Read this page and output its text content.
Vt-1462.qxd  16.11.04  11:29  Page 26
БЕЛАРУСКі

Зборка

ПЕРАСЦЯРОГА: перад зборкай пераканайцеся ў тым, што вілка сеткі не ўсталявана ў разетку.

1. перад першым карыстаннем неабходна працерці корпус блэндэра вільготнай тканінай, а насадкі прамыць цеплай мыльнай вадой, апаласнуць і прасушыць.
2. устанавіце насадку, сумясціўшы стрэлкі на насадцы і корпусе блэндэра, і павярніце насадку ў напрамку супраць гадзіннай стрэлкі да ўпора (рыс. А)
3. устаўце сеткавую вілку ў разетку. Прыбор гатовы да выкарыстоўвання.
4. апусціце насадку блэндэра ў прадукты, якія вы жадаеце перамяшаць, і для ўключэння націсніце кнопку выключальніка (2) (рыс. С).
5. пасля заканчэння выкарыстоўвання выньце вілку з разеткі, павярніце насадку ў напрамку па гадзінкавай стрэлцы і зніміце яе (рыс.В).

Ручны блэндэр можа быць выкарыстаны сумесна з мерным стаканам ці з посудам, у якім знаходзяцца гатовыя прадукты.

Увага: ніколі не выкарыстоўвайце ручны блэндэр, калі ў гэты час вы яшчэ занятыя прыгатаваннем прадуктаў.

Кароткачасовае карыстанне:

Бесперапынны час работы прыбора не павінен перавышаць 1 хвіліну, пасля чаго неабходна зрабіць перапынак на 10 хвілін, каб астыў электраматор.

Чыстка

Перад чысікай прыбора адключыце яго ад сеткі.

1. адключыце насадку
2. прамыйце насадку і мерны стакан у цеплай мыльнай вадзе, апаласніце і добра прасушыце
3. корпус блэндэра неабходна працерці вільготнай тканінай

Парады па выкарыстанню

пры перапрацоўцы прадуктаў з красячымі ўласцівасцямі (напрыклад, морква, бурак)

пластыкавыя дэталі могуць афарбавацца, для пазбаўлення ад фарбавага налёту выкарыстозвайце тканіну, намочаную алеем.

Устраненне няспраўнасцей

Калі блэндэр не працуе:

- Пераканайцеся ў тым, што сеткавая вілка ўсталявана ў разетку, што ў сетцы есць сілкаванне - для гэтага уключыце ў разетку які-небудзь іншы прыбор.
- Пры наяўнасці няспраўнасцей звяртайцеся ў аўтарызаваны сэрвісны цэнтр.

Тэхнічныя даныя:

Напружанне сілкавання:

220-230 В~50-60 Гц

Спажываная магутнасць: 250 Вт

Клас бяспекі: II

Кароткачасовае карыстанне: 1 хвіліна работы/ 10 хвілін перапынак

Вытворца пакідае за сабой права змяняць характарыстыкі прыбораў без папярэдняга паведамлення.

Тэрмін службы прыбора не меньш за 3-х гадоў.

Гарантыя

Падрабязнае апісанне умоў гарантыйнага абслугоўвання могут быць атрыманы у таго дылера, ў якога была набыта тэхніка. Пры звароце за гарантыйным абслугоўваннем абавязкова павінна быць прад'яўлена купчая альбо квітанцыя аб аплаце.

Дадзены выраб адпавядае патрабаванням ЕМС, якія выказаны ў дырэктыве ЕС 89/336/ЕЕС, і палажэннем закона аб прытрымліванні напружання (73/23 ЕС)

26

______________________________

Given task:
Output the full listing without altering anything.

Exercise response:
Read this page and output its text content.
Vt-1462.qxd  16.11.04  11:29  Page 26
БЕЛАРУСКі

Зборка

ПЕРАСЦЯРОГА: перад зборкай пераканайцеся ў тым, што вілка сеткі не ўсталявана ў разетку.

1. перад першым карыстаннем неабходна працерці корпус блэндэра вільготнай тканінай, а насадкі прамыць цеплай мыльнай вадой, апаласнуць і прасушыць.
2. устанавіце насадку, сумясціўшы стрэлкі на насадцы і корпусе блэндэра, і павярніце насадку ў напрамку супраць гадзіннай стрэлкі да ўпора (рыс. А)
3. устаўце сеткавую вілку ў разетку. Прыбор гатовы да выкарыстоўвання.
4. апусціце насадку блэндэра ў прадукты, якія вы жадаеце перамяшаць, і для ўключэння націсніце кнопку выключальніка (2) (рыс. С).
5. пасля заканчэння выкарыстоўвання выньце вілку з разеткі, павярніце насадку ў напрамку па гадзінкавай стрэлцы і зніміце яе (рыс.В).

Ручны блэндэр можа быць выкарыстаны сумесна з мерным стаканам ці з посудам, у якім знаходзяцца гатовыя прадукты.

Увага: ніколі не выкарыстоўвайце ручны блэндэр, калі ў гэты час вы яшчэ занятыя прыгатаваннем прадуктаў.

Кароткачасовае карыстанне:

Бесперапынны час работы прыбора не павінен перавышаць 1 хвіліну, пасля чаго неабходна зрабіць перапынак на 10 хвілін, каб астыў электраматор.

Чыстка

Перад чысікай прыбора адключыце яго ад сеткі.

1. адключыце насадку
2. прамыйце насадку і мерны стакан у цеплай мыльнай вадзе, апаласніце і добра прасушыце
3. корпус блэндэра неабходна працерці вільготнай тканінай

Парады па выкарыстанню

пры перапрацоўцы прадуктаў з красячымі ўласцівасцямі (напрыклад, морква, бурак)

пластыкавыя дэталі могуць афарбавацца, для пазбаўлення ад фарбавага налёту выкарыстозвайце тканіну, намочаную алеем.

Устраненне няспраўнасцей

Калі блэндэр не працуе:

- Пераканайцеся ў тым, што сеткавая вілка ўсталявана ў разетку, што ў сетцы есць сілкаванне - для гэтага уключыце ў разетку які-небудзь іншы прыбор.
- Пры наяўнасці няспраўнасцей звяртайцеся ў аўтарызаваны сэрвісны цэнтр.

Тэхнічныя даныя:

Напружанне сілкавання:

220-230 В~50-60 Гц

Спажываная магутнасць: 250 Вт

Клас бяспекі: II

Кароткачасовае карыстанне: 1 хвіліна работы/ 10 хвілін перапынак

Вытворца пакідае за сабой права змяняць характарыстыкі прыбораў без папярэдняга паведамлення.

Тэрмін службы прыбора не меньш за 3-х гадоў.

Гарантыя

Падрабязнае апісанне умоў гарантыйнага абслугоўвання могут быць атрыманы у таго дылера, ў якога была набыта тэхніка. Пры звароце за гарантыйным абслугоўваннем абавязкова павінна быць прад'яўлена купчая альбо квітанцыя аб аплаце.

Дадзены выраб адпавядае патрабаванням ЕМС, якія выказаны ў дырэктыве ЕС 89/336/ЕЕС, і палажэннем закона аб прытрымліванні напружання (73/23 ЕС)

26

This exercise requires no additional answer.